◆ Extracted data entries
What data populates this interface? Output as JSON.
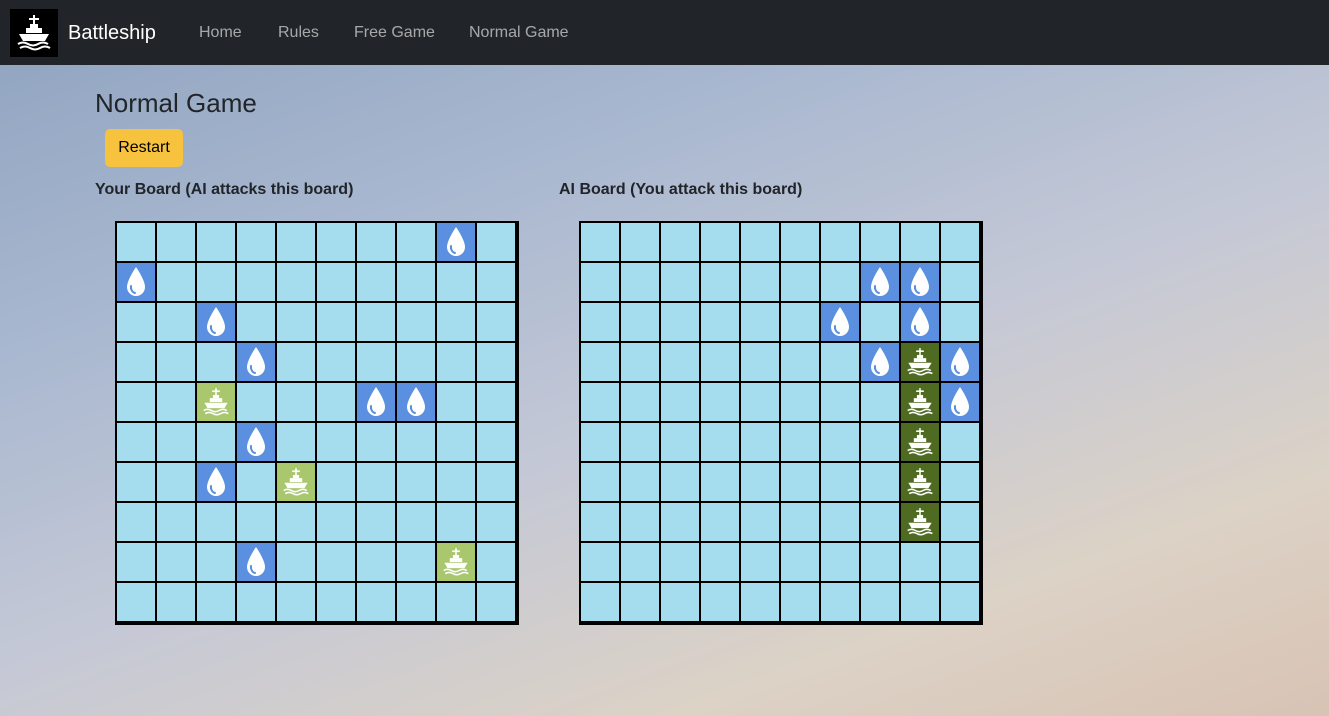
{
  "navbar": {
    "brand": "Battleship",
    "logo_icon": "battleship-icon",
    "links": [
      "Home",
      "Rules",
      "Free Game",
      "Normal Game"
    ]
  },
  "page": {
    "title": "Normal Game",
    "restart_label": "Restart"
  },
  "boards": {
    "player": {
      "label": "Your Board (AI attacks this board)",
      "rows": [
        [
          "",
          "",
          "",
          "",
          "",
          "",
          "",
          "",
          "miss",
          ""
        ],
        [
          "miss",
          "",
          "",
          "",
          "",
          "",
          "",
          "",
          "",
          ""
        ],
        [
          "",
          "",
          "miss",
          "",
          "",
          "",
          "",
          "",
          "",
          ""
        ],
        [
          "",
          "",
          "",
          "miss",
          "",
          "",
          "",
          "",
          "",
          ""
        ],
        [
          "",
          "",
          "hit",
          "",
          "",
          "",
          "miss",
          "miss",
          "",
          ""
        ],
        [
          "",
          "",
          "",
          "miss",
          "",
          "",
          "",
          "",
          "",
          ""
        ],
        [
          "",
          "",
          "miss",
          "",
          "hit",
          "",
          "",
          "",
          "",
          ""
        ],
        [
          "",
          "",
          "",
          "",
          "",
          "",
          "",
          "",
          "",
          ""
        ],
        [
          "",
          "",
          "",
          "miss",
          "",
          "",
          "",
          "",
          "hit",
          ""
        ],
        [
          "",
          "",
          "",
          "",
          "",
          "",
          "",
          "",
          "",
          ""
        ]
      ]
    },
    "ai": {
      "label": "AI Board (You attack this board)",
      "rows": [
        [
          "",
          "",
          "",
          "",
          "",
          "",
          "",
          "",
          "",
          ""
        ],
        [
          "",
          "",
          "",
          "",
          "",
          "",
          "",
          "miss",
          "miss",
          ""
        ],
        [
          "",
          "",
          "",
          "",
          "",
          "",
          "miss",
          "",
          "miss",
          ""
        ],
        [
          "",
          "",
          "",
          "",
          "",
          "",
          "",
          "miss",
          "hit",
          "miss"
        ],
        [
          "",
          "",
          "",
          "",
          "",
          "",
          "",
          "",
          "hit",
          "miss"
        ],
        [
          "",
          "",
          "",
          "",
          "",
          "",
          "",
          "",
          "hit",
          ""
        ],
        [
          "",
          "",
          "",
          "",
          "",
          "",
          "",
          "",
          "hit",
          ""
        ],
        [
          "",
          "",
          "",
          "",
          "",
          "",
          "",
          "",
          "hit",
          ""
        ],
        [
          "",
          "",
          "",
          "",
          "",
          "",
          "",
          "",
          "",
          ""
        ],
        [
          "",
          "",
          "",
          "",
          "",
          "",
          "",
          "",
          "",
          ""
        ]
      ]
    }
  },
  "icons": {
    "miss": "water-drop-icon",
    "hit": "ship-icon"
  },
  "colors": {
    "water": "#a5dcee",
    "miss": "#5b8fe0",
    "player_hit": "#a9c86e",
    "ai_hit": "#4f6b22",
    "restart": "#f7c33e",
    "navbar": "#212529"
  }
}
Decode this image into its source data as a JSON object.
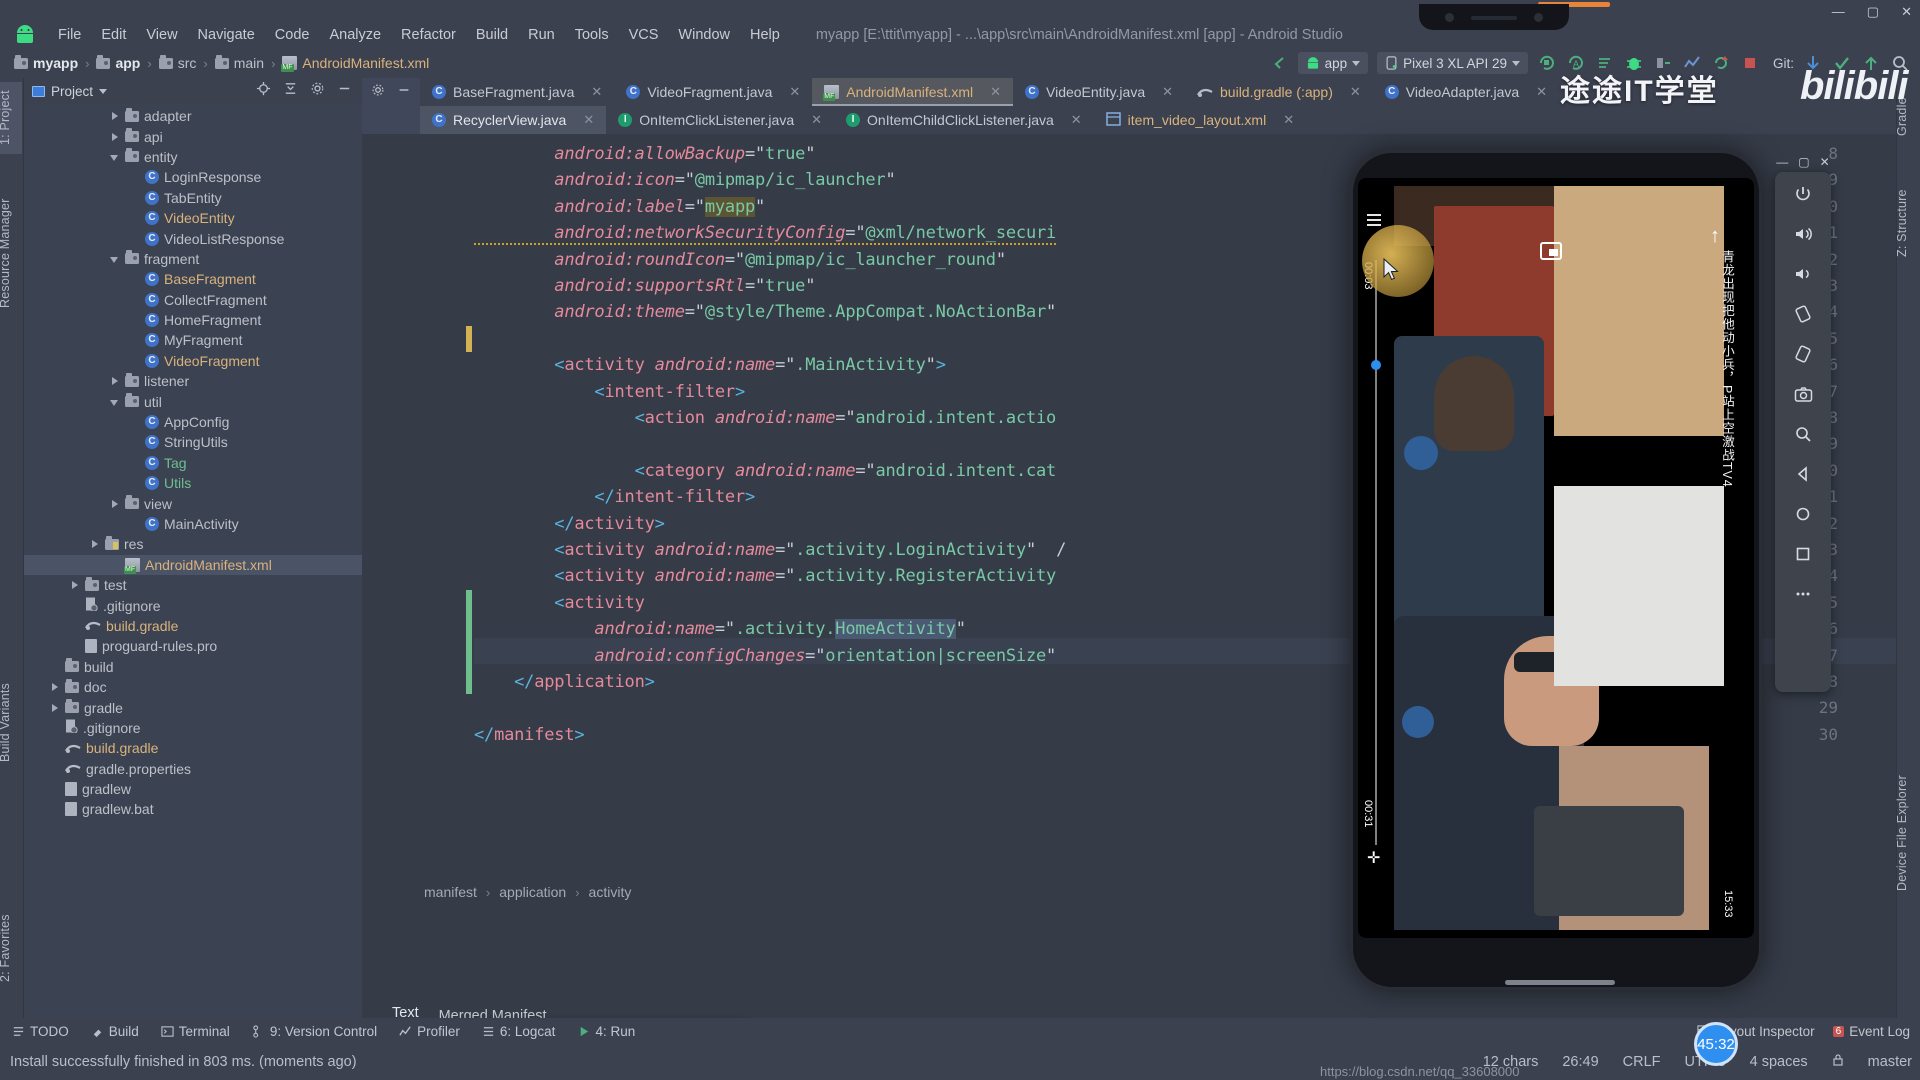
{
  "window": {
    "title": "myapp [E:\\ttit\\myapp] - ...\\app\\src\\main\\AndroidManifest.xml [app] - Android Studio",
    "minimize": "—",
    "maximize": "▢",
    "close": "✕"
  },
  "menubar": {
    "items": [
      "File",
      "Edit",
      "View",
      "Navigate",
      "Code",
      "Analyze",
      "Refactor",
      "Build",
      "Run",
      "Tools",
      "VCS",
      "Window",
      "Help"
    ]
  },
  "toolbar": {
    "breadcrumb": [
      "myapp",
      "app",
      "src",
      "main",
      "AndroidManifest.xml"
    ],
    "run_config": "app",
    "device": "Pixel 3 XL API 29",
    "git_label": "Git:"
  },
  "left_strip": {
    "tabs": [
      "1: Project",
      "Resource Manager",
      "Build Variants",
      "2: Favorites"
    ]
  },
  "right_strip": {
    "tabs": [
      "Gradle",
      "Z: Structure",
      "Device File Explorer"
    ]
  },
  "project_panel": {
    "title": "Project",
    "tree": [
      {
        "label": "adapter",
        "indent": 4,
        "arrow": "right",
        "icon": "folder-icon",
        "color": "white"
      },
      {
        "label": "api",
        "indent": 4,
        "arrow": "right",
        "icon": "folder-icon",
        "color": "white"
      },
      {
        "label": "entity",
        "indent": 4,
        "arrow": "down",
        "icon": "folder-icon",
        "color": "white"
      },
      {
        "label": "LoginResponse",
        "indent": 5,
        "arrow": "none",
        "icon": "class-icon",
        "color": "white"
      },
      {
        "label": "TabEntity",
        "indent": 5,
        "arrow": "none",
        "icon": "class-icon",
        "color": "white"
      },
      {
        "label": "VideoEntity",
        "indent": 5,
        "arrow": "none",
        "icon": "class-icon",
        "color": "yellow"
      },
      {
        "label": "VideoListResponse",
        "indent": 5,
        "arrow": "none",
        "icon": "class-icon",
        "color": "white"
      },
      {
        "label": "fragment",
        "indent": 4,
        "arrow": "down",
        "icon": "folder-icon",
        "color": "white"
      },
      {
        "label": "BaseFragment",
        "indent": 5,
        "arrow": "none",
        "icon": "class-icon",
        "color": "yellow"
      },
      {
        "label": "CollectFragment",
        "indent": 5,
        "arrow": "none",
        "icon": "class-icon",
        "color": "white"
      },
      {
        "label": "HomeFragment",
        "indent": 5,
        "arrow": "none",
        "icon": "class-icon",
        "color": "white"
      },
      {
        "label": "MyFragment",
        "indent": 5,
        "arrow": "none",
        "icon": "class-icon",
        "color": "white"
      },
      {
        "label": "VideoFragment",
        "indent": 5,
        "arrow": "none",
        "icon": "class-icon",
        "color": "yellow"
      },
      {
        "label": "listener",
        "indent": 4,
        "arrow": "right",
        "icon": "folder-icon",
        "color": "white"
      },
      {
        "label": "util",
        "indent": 4,
        "arrow": "down",
        "icon": "folder-icon",
        "color": "white"
      },
      {
        "label": "AppConfig",
        "indent": 5,
        "arrow": "none",
        "icon": "class-icon",
        "color": "white"
      },
      {
        "label": "StringUtils",
        "indent": 5,
        "arrow": "none",
        "icon": "class-icon",
        "color": "white"
      },
      {
        "label": "Tag",
        "indent": 5,
        "arrow": "none",
        "icon": "class-icon",
        "color": "green"
      },
      {
        "label": "Utils",
        "indent": 5,
        "arrow": "none",
        "icon": "class-icon",
        "color": "green"
      },
      {
        "label": "view",
        "indent": 4,
        "arrow": "right",
        "icon": "folder-icon",
        "color": "white"
      },
      {
        "label": "MainActivity",
        "indent": 5,
        "arrow": "none",
        "icon": "class-icon",
        "color": "white"
      },
      {
        "label": "res",
        "indent": 3,
        "arrow": "right",
        "icon": "res-folder-icon",
        "color": "white"
      },
      {
        "label": "AndroidManifest.xml",
        "indent": 4,
        "arrow": "none",
        "icon": "manifest-icon",
        "color": "yellow",
        "selected": true
      },
      {
        "label": "test",
        "indent": 2,
        "arrow": "right",
        "icon": "folder-icon",
        "color": "white"
      },
      {
        "label": ".gitignore",
        "indent": 2,
        "arrow": "none",
        "icon": "gitignore-icon",
        "color": "white"
      },
      {
        "label": "build.gradle",
        "indent": 2,
        "arrow": "none",
        "icon": "gradle-icon",
        "color": "yellow"
      },
      {
        "label": "proguard-rules.pro",
        "indent": 2,
        "arrow": "none",
        "icon": "file-icon",
        "color": "white"
      },
      {
        "label": "build",
        "indent": 1,
        "arrow": "none",
        "icon": "folder-icon",
        "color": "white"
      },
      {
        "label": "doc",
        "indent": 1,
        "arrow": "right",
        "icon": "folder-icon",
        "color": "white"
      },
      {
        "label": "gradle",
        "indent": 1,
        "arrow": "right",
        "icon": "folder-icon",
        "color": "white"
      },
      {
        "label": ".gitignore",
        "indent": 1,
        "arrow": "none",
        "icon": "gitignore-icon",
        "color": "white"
      },
      {
        "label": "build.gradle",
        "indent": 1,
        "arrow": "none",
        "icon": "gradle-icon",
        "color": "yellow"
      },
      {
        "label": "gradle.properties",
        "indent": 1,
        "arrow": "none",
        "icon": "gradle-icon",
        "color": "white"
      },
      {
        "label": "gradlew",
        "indent": 1,
        "arrow": "none",
        "icon": "file-icon",
        "color": "white"
      },
      {
        "label": "gradlew.bat",
        "indent": 1,
        "arrow": "none",
        "icon": "file-icon",
        "color": "white"
      }
    ]
  },
  "editor": {
    "tabs_row1": [
      {
        "label": "BaseFragment.java",
        "icon": "class-icon",
        "active": false
      },
      {
        "label": "VideoFragment.java",
        "icon": "class-icon",
        "active": false
      },
      {
        "label": "AndroidManifest.xml",
        "icon": "manifest-icon",
        "active": true
      },
      {
        "label": "VideoEntity.java",
        "icon": "class-icon",
        "active": false
      },
      {
        "label": "build.gradle (:app)",
        "icon": "gradle-icon",
        "active": false
      },
      {
        "label": "VideoAdapter.java",
        "icon": "class-icon",
        "active": false
      }
    ],
    "tabs_row2": [
      {
        "label": "RecyclerView.java",
        "icon": "class-icon",
        "active": true
      },
      {
        "label": "OnItemClickListener.java",
        "icon": "interface-icon",
        "active": false
      },
      {
        "label": "OnItemChildClickListener.java",
        "icon": "interface-icon",
        "active": false
      },
      {
        "label": "item_video_layout.xml",
        "icon": "layout-icon",
        "active": false
      }
    ],
    "lines": [
      {
        "n": 8,
        "text": "        android:allowBackup=\"true\""
      },
      {
        "n": 9,
        "text": "        android:icon=\"@mipmap/ic_launcher\""
      },
      {
        "n": 10,
        "text": "        android:label=\"myapp\""
      },
      {
        "n": 11,
        "text": "        android:networkSecurityConfig=\"@xml/network_securi"
      },
      {
        "n": 12,
        "text": "        android:roundIcon=\"@mipmap/ic_launcher_round\""
      },
      {
        "n": 13,
        "text": "        android:supportsRtl=\"true\""
      },
      {
        "n": 14,
        "text": "        android:theme=\"@style/Theme.AppCompat.NoActionBar\""
      },
      {
        "n": 15,
        "text": ""
      },
      {
        "n": 16,
        "text": "        <activity android:name=\".MainActivity\">"
      },
      {
        "n": 17,
        "text": "            <intent-filter>"
      },
      {
        "n": 18,
        "text": "                <action android:name=\"android.intent.actio"
      },
      {
        "n": 19,
        "text": ""
      },
      {
        "n": 20,
        "text": "                <category android:name=\"android.intent.cat"
      },
      {
        "n": 21,
        "text": "            </intent-filter>"
      },
      {
        "n": 22,
        "text": "        </activity>"
      },
      {
        "n": 23,
        "text": "        <activity android:name=\".activity.LoginActivity\"  /"
      },
      {
        "n": 24,
        "text": "        <activity android:name=\".activity.RegisterActivity"
      },
      {
        "n": 25,
        "text": "        <activity"
      },
      {
        "n": 26,
        "text": "            android:name=\".activity.HomeActivity\""
      },
      {
        "n": 27,
        "text": "            android:configChanges=\"orientation|screenSize\""
      },
      {
        "n": 28,
        "text": "    </application>"
      },
      {
        "n": 29,
        "text": ""
      },
      {
        "n": 30,
        "text": "</manifest>"
      }
    ],
    "breadcrumb_bottom": [
      "manifest",
      "application",
      "activity"
    ],
    "bottom_tabs": [
      "Text",
      "Merged Manifest"
    ],
    "selected_token": "HomeActivity"
  },
  "tooltip": {
    "text": "Install successfully finished in 803 ms."
  },
  "bottom_toolwindows": {
    "left": [
      "TODO",
      "Build",
      "Terminal",
      "9: Version Control",
      "Profiler",
      "6: Logcat",
      "4: Run"
    ],
    "right": [
      "Layout Inspector",
      "Event Log"
    ],
    "event_log_badge": "6"
  },
  "statusbar": {
    "message": "Install successfully finished in 803 ms. (moments ago)",
    "chars": "12 chars",
    "caret": "26:49",
    "line_sep": "CRLF",
    "encoding": "UTF-8",
    "indent": "4 spaces",
    "branch": "master",
    "url": "https://blog.csdn.net/qq_33608000"
  },
  "emulator": {
    "device_name": "Pixel 3 XL API 29",
    "time_current": "00:03",
    "time_start": "00:31",
    "time_total": "15:33",
    "overlay_text": "青龙出现把他动小兵，P站上空激战TV4",
    "toolbar_icons": [
      "power-icon",
      "volume-up-icon",
      "volume-down-icon",
      "rotate-left-icon",
      "rotate-right-icon",
      "screenshot-icon",
      "zoom-icon",
      "back-icon",
      "home-icon",
      "overview-icon",
      "more-icon"
    ],
    "window_controls": [
      "—",
      "▢",
      "✕"
    ],
    "badge": "45:32"
  },
  "watermark": {
    "text": "途途IT学堂",
    "brand": "bilibili"
  }
}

◆ What you are asked to do
Copy out every line in the listing where the word "successfully" appears.

◆ Correct result
    "text": "Install successfully finished in 803 ms."
    "message": "Install successfully finished in 803 ms. (moments ago)",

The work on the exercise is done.